**** DATASET RECORDS ****

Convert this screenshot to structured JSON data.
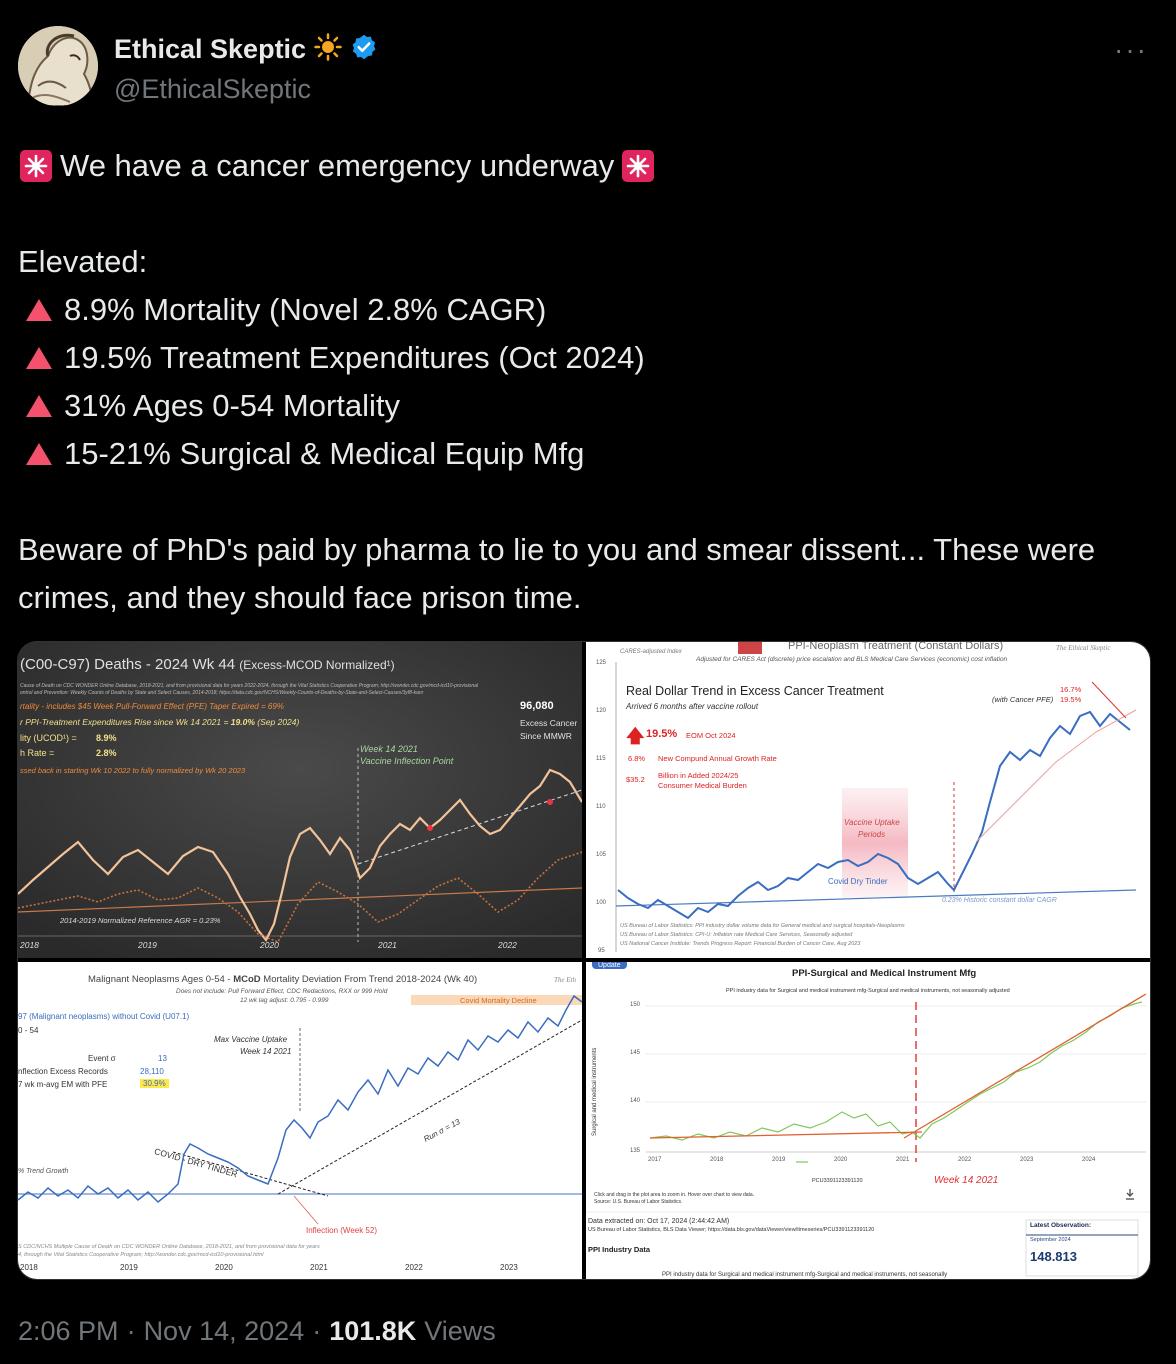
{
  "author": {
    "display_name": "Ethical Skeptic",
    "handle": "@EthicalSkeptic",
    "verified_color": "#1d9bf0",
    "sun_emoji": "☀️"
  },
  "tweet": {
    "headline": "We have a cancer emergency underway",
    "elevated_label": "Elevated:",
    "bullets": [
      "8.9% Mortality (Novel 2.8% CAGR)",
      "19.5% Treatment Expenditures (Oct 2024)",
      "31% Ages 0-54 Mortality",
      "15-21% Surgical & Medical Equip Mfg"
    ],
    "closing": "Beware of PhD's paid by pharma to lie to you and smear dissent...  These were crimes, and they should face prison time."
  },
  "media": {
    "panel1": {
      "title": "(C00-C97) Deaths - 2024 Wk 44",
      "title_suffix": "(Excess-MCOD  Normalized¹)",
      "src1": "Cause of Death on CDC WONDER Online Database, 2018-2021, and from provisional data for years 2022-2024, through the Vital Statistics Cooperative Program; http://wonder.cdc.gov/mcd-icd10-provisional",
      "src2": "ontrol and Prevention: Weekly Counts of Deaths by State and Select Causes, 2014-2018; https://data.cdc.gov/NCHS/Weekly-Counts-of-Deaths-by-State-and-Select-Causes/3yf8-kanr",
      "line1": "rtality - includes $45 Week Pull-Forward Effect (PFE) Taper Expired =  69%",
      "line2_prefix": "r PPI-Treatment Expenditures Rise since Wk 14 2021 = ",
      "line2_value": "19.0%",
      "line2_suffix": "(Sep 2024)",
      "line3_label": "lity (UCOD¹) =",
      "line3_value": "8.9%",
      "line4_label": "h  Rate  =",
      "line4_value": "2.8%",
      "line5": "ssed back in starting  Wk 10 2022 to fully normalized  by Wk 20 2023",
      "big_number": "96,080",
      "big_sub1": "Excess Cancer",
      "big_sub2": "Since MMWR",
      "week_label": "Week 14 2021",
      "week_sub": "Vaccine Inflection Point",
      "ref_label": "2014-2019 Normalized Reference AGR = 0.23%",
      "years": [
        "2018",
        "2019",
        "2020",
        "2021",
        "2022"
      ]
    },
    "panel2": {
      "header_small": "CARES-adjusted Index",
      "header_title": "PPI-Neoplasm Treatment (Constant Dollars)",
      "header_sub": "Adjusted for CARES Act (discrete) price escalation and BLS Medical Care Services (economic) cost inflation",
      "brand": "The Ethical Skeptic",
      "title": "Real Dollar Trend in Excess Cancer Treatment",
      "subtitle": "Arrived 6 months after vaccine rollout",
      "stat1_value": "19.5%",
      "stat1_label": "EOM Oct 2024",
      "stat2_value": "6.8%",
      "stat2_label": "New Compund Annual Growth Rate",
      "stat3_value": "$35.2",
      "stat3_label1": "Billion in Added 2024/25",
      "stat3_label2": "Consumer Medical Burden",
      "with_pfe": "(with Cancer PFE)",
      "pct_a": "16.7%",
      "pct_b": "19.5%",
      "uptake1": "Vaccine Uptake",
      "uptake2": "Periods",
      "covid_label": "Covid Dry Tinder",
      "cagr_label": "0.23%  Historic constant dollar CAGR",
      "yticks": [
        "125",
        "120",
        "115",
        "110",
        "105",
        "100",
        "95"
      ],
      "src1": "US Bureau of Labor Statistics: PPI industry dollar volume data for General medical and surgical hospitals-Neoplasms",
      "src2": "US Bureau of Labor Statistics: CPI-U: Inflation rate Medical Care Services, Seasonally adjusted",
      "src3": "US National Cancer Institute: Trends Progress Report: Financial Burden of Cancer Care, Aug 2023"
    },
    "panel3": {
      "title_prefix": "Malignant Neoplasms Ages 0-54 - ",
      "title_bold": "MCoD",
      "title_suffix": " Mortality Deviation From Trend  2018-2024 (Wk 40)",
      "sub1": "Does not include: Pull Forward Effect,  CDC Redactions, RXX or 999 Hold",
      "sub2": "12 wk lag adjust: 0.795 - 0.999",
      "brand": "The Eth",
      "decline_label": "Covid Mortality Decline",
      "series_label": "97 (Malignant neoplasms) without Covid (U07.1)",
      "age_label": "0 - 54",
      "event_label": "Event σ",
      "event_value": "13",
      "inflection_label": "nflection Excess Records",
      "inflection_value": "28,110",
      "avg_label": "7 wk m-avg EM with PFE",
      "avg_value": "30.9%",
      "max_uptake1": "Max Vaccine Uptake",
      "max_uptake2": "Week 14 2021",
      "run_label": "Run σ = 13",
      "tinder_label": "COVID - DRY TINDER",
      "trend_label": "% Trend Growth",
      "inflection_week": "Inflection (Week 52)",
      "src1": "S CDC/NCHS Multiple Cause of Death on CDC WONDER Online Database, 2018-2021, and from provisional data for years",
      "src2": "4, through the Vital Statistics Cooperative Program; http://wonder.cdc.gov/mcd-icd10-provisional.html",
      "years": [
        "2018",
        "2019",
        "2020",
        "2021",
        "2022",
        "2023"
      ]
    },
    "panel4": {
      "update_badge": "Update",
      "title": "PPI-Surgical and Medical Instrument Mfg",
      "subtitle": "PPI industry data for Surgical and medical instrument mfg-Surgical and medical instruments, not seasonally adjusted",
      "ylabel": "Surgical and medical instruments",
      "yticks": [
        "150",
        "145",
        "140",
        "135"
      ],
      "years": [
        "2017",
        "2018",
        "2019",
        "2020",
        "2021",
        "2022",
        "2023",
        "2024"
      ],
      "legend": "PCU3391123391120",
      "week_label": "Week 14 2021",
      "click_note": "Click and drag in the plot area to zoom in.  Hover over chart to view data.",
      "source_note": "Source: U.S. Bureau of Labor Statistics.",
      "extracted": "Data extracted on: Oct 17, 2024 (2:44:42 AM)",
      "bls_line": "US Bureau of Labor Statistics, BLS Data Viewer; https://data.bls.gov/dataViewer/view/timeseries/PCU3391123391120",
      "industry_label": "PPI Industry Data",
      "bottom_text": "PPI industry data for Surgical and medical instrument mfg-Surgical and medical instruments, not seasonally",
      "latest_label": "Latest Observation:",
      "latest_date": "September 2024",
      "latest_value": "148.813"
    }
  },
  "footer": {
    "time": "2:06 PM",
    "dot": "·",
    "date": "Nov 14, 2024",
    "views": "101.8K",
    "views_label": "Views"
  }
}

****

GIVEN PROBLEM
Find every line in the records that contains the word "NCHS"; copy those lines.

ANSWER
      "src2": "ontrol and Prevention: Weekly Counts of Deaths by State and Select Causes, 2014-2018; https://data.cdc.gov/NCHS/Weekly-Counts-of-Deaths-by-State-and-Select-Causes/3yf8-kanr",
      "src1": "S CDC/NCHS Multiple Cause of Death on CDC WONDER Online Database, 2018-2021, and from provisional data for years",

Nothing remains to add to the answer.